DIRECTION
Present the part of the listing that opens with its first line and closes with the line containing "word-differentiate: differentiate <box>562" as a numbered list, omitting any blank lines.

Layout annotation data
------------------------------------------------
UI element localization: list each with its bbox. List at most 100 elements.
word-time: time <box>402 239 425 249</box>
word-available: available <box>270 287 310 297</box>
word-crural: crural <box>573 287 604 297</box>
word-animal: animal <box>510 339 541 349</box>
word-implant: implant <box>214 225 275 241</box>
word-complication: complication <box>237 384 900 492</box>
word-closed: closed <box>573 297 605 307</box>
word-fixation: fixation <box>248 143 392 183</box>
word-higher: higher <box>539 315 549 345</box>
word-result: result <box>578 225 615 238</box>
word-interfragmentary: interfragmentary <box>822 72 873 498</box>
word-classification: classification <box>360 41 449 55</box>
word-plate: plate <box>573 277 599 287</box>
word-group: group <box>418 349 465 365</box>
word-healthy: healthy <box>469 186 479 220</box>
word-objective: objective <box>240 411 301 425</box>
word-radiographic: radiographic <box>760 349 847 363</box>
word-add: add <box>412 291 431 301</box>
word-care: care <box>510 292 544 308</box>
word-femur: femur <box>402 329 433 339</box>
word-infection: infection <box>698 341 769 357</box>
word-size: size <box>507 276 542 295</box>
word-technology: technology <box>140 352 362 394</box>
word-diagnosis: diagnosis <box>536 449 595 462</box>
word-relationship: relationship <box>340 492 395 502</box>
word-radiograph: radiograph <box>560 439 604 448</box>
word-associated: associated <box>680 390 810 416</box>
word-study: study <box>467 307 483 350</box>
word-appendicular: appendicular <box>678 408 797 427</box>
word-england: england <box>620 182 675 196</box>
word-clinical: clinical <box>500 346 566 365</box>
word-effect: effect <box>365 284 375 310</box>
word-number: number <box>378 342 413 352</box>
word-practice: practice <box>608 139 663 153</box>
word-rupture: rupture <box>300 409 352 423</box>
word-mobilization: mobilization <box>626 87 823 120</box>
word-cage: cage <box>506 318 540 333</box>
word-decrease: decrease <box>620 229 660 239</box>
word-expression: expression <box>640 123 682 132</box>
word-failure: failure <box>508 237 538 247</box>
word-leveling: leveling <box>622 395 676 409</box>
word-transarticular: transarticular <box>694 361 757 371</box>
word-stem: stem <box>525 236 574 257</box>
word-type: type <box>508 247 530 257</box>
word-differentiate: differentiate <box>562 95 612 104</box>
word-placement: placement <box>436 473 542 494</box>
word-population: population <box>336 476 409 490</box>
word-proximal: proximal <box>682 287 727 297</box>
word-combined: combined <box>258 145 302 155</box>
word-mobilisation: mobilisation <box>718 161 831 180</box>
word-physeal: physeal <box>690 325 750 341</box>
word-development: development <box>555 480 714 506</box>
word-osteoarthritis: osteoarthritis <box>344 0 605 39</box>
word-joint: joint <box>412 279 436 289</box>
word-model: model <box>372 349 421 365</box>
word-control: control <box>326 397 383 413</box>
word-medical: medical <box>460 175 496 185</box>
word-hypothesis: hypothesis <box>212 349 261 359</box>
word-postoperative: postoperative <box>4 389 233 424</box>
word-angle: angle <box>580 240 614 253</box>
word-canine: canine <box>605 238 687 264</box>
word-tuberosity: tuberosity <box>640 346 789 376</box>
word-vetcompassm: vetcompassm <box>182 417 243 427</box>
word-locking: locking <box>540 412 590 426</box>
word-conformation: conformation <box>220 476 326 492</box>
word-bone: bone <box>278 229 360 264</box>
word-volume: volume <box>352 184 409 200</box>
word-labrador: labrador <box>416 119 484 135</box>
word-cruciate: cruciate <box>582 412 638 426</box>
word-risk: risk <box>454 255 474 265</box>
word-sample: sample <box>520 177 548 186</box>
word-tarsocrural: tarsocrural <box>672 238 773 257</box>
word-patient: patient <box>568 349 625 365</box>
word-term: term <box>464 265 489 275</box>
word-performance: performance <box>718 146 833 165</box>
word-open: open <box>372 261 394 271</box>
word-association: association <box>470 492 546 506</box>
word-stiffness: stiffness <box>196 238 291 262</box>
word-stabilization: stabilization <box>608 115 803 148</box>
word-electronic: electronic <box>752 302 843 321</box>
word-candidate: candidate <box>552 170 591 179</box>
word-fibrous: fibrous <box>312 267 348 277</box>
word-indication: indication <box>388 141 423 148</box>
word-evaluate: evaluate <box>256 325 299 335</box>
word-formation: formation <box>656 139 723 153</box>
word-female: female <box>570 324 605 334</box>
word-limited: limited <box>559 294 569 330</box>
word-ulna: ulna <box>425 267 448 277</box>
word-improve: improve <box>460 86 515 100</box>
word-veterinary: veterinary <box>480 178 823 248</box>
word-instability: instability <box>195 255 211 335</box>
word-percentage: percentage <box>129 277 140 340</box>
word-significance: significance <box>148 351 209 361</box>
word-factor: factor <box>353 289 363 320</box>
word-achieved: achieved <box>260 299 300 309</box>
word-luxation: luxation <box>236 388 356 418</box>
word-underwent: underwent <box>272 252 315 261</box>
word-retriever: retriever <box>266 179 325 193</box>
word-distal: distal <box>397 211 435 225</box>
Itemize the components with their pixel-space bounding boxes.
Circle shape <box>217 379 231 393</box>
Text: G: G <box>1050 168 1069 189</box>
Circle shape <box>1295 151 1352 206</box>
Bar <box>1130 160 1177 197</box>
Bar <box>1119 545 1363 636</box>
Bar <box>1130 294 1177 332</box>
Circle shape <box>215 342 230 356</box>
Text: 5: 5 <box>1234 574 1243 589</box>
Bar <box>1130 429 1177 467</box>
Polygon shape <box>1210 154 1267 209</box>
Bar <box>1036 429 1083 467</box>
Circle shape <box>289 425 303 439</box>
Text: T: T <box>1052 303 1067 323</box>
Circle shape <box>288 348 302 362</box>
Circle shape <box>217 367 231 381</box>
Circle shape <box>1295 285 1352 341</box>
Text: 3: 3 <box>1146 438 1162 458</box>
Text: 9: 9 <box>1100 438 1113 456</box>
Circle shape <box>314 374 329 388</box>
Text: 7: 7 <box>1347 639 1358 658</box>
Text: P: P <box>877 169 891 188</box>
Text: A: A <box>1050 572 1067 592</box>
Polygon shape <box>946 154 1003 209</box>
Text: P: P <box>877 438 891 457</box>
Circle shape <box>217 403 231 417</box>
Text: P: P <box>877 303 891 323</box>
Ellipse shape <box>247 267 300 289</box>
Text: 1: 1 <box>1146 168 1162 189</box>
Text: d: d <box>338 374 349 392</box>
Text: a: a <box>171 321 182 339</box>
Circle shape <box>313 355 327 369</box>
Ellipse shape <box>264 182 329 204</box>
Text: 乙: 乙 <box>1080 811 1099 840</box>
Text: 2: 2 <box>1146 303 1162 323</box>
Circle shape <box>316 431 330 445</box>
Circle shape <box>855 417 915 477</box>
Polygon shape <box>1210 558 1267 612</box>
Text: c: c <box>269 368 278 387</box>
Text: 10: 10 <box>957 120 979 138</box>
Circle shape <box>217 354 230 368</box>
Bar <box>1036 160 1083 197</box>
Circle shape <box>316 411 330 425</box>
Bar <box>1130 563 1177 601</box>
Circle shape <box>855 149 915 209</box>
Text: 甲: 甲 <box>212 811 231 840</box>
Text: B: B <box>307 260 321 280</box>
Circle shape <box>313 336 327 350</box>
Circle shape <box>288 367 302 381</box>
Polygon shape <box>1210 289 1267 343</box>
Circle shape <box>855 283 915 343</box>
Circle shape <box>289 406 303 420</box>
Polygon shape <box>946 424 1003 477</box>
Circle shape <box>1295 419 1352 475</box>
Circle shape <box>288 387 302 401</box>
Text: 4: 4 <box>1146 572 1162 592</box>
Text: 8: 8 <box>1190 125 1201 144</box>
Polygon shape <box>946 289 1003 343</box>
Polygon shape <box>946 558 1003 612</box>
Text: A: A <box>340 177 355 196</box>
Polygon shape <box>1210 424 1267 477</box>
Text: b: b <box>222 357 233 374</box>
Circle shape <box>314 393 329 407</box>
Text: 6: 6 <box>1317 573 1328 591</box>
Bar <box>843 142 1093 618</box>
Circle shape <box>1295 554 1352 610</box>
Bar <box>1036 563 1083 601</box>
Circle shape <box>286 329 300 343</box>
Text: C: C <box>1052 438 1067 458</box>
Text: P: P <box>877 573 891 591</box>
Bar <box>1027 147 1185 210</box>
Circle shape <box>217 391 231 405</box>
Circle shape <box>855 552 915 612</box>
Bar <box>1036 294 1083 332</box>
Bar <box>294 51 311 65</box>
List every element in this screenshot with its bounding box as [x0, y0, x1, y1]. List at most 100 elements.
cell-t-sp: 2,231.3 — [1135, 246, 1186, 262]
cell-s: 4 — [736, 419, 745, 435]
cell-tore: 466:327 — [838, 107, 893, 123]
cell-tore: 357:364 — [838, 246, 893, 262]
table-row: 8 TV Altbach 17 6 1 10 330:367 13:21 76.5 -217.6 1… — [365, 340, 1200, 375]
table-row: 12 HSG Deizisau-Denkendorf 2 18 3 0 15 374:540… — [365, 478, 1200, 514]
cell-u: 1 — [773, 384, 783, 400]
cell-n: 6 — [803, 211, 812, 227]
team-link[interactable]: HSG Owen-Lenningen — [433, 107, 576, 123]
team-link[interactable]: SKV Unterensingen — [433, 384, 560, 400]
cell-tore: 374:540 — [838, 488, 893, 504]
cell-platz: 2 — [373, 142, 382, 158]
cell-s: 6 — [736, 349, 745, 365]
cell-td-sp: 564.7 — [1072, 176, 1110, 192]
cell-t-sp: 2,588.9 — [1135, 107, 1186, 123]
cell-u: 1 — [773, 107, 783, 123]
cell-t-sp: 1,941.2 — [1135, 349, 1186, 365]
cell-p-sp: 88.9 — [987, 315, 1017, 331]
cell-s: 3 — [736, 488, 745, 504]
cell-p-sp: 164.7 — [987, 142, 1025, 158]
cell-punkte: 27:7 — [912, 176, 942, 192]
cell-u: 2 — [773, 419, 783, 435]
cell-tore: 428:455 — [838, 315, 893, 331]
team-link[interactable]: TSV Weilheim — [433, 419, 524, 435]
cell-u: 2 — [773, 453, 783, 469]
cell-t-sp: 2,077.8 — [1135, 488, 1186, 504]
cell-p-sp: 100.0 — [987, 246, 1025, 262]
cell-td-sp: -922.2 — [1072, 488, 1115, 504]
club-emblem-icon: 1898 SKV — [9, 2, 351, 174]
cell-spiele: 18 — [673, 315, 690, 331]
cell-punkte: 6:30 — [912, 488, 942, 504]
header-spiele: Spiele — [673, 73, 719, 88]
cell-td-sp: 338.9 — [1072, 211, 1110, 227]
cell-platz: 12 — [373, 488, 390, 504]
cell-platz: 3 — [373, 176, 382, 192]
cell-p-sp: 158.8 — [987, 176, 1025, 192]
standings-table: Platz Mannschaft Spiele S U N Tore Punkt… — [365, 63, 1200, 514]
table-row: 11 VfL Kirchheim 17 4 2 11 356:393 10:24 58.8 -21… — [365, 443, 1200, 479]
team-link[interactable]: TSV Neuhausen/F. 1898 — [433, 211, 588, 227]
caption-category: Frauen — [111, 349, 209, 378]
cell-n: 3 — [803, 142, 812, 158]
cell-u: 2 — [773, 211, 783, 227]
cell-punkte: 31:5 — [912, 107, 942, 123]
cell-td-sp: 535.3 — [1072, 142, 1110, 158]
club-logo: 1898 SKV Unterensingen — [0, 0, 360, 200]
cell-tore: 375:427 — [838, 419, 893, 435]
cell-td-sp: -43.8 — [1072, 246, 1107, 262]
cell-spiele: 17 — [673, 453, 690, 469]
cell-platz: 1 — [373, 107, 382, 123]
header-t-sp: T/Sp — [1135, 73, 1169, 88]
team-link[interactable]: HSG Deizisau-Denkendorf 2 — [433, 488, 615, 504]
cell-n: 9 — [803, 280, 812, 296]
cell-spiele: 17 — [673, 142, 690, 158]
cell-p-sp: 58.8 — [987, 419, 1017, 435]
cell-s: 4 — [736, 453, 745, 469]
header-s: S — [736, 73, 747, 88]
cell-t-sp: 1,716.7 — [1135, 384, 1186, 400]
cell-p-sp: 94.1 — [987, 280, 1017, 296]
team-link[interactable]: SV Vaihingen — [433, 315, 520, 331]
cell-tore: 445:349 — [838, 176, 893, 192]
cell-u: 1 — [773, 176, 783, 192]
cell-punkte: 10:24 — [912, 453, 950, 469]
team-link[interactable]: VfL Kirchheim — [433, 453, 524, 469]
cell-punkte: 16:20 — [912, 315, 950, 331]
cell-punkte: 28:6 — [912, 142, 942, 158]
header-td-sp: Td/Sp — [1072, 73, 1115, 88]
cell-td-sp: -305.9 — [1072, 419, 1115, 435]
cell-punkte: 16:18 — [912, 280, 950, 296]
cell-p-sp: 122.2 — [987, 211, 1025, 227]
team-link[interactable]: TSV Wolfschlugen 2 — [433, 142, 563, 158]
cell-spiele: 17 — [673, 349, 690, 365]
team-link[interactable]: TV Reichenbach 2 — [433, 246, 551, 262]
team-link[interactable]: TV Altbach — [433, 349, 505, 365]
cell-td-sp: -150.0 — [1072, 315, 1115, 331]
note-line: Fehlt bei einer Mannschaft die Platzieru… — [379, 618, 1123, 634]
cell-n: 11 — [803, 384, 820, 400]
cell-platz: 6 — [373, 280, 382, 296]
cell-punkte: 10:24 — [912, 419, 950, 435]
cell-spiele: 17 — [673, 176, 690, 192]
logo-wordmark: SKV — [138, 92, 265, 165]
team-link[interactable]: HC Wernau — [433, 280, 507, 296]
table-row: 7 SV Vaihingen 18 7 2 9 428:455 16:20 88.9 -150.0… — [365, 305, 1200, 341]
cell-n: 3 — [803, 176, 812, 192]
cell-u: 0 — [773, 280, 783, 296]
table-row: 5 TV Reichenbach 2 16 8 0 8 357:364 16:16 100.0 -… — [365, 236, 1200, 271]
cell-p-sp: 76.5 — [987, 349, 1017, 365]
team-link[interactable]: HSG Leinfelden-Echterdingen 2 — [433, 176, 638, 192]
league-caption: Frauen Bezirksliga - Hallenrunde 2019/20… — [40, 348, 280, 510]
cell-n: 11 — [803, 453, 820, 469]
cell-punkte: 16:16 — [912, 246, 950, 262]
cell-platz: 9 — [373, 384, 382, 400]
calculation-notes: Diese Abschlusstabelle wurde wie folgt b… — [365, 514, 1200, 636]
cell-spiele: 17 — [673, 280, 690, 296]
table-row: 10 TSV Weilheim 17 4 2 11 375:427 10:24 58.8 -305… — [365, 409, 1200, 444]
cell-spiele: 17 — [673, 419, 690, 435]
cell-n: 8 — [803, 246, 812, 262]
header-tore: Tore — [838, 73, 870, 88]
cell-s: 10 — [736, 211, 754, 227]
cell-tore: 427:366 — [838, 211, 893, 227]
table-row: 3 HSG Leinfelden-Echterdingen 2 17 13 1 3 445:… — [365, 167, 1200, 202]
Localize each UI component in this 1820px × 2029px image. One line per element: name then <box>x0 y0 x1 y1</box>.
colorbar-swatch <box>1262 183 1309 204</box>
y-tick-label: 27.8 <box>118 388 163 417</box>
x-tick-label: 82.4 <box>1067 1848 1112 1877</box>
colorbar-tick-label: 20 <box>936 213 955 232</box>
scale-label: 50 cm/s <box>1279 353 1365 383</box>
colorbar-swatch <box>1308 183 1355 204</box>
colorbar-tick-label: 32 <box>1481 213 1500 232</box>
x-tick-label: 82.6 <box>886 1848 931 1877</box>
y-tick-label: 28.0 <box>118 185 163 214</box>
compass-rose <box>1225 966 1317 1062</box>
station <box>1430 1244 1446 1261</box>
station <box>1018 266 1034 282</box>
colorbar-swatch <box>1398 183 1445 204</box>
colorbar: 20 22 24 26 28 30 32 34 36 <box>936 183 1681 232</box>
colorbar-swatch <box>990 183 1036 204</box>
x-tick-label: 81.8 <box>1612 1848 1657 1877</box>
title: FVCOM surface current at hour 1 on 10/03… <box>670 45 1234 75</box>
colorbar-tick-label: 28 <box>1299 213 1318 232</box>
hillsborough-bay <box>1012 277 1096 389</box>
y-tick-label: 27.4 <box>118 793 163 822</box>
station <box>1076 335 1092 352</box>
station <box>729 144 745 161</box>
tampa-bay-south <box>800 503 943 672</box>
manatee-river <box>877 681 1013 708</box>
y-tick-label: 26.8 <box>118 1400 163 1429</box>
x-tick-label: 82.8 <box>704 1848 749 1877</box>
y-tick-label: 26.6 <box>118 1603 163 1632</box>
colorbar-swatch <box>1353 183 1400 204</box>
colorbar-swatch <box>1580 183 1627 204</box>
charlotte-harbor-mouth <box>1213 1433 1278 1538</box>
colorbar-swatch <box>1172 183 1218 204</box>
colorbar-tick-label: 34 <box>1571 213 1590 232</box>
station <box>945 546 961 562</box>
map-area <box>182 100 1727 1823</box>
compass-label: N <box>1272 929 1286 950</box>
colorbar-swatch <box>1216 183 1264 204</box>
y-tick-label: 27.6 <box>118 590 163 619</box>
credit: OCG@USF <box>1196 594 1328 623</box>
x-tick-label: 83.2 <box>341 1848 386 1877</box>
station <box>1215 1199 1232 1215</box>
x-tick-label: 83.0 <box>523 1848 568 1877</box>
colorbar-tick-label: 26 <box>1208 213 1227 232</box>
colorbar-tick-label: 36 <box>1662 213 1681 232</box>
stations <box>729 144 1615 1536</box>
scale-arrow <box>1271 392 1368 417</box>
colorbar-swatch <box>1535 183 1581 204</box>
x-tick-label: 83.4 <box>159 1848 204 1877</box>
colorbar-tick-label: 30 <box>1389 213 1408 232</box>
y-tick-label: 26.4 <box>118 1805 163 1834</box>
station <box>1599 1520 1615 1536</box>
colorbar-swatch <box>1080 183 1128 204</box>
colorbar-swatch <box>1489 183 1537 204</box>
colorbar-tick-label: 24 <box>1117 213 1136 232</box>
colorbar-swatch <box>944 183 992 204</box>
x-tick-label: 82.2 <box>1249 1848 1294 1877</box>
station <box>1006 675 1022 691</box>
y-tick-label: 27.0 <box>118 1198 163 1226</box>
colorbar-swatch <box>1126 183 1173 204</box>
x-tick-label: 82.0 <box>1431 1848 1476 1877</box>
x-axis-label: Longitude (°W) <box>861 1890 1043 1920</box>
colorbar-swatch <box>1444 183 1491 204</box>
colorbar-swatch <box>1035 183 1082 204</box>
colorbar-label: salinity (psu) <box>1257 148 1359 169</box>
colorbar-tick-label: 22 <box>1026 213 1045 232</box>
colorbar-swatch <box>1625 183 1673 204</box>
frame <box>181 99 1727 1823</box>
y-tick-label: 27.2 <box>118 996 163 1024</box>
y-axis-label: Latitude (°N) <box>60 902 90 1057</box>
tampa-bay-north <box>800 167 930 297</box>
------------------------------------------------
SOLUTION FOR THIS PROBLEM
1. UI element localization: list each with its bbox. List at most 100 elements.
2. word-time: time <box>402 239 425 249</box>
3. word-available: available <box>270 287 310 297</box>
4. word-crural: crural <box>573 287 604 297</box>
5. word-animal: animal <box>510 339 541 349</box>
6. word-implant: implant <box>214 225 275 241</box>
7. word-complication: complication <box>237 384 900 492</box>
8. word-closed: closed <box>573 297 605 307</box>
9. word-fixation: fixation <box>248 143 392 183</box>
10. word-higher: higher <box>539 315 549 345</box>
11. word-result: result <box>578 225 615 238</box>
12. word-interfragmentary: interfragmentary <box>822 72 873 498</box>
13. word-classification: classification <box>360 41 449 55</box>
14. word-plate: plate <box>573 277 599 287</box>
15. word-group: group <box>418 349 465 365</box>
16. word-healthy: healthy <box>469 186 479 220</box>
17. word-objective: objective <box>240 411 301 425</box>
18. word-radiographic: radiographic <box>760 349 847 363</box>
19. word-add: add <box>412 291 431 301</box>
20. word-care: care <box>510 292 544 308</box>
21. word-femur: femur <box>402 329 433 339</box>
22. word-infection: infection <box>698 341 769 357</box>
23. word-size: size <box>507 276 542 295</box>
24. word-technology: technology <box>140 352 362 394</box>
25. word-diagnosis: diagnosis <box>536 449 595 462</box>
26. word-relationship: relationship <box>340 492 395 502</box>
27. word-radiograph: radiograph <box>560 439 604 448</box>
28. word-associated: associated <box>680 390 810 416</box>
29. word-study: study <box>467 307 483 350</box>
30. word-appendicular: appendicular <box>678 408 797 427</box>
31. word-england: england <box>620 182 675 196</box>
32. word-clinical: clinical <box>500 346 566 365</box>
33. word-effect: effect <box>365 284 375 310</box>
34. word-number: number <box>378 342 413 352</box>
35. word-practice: practice <box>608 139 663 153</box>
36. word-rupture: rupture <box>300 409 352 423</box>
37. word-mobilization: mobilization <box>626 87 823 120</box>
38. word-cage: cage <box>506 318 540 333</box>
39. word-decrease: decrease <box>620 229 660 239</box>
40. word-expression: expression <box>640 123 682 132</box>
41. word-failure: failure <box>508 237 538 247</box>
42. word-leveling: leveling <box>622 395 676 409</box>
43. word-transarticular: transarticular <box>694 361 757 371</box>
44. word-stem: stem <box>525 236 574 257</box>
45. word-type: type <box>508 247 530 257</box>
46. word-differentiate: differentiate <box>562 95 612 104</box>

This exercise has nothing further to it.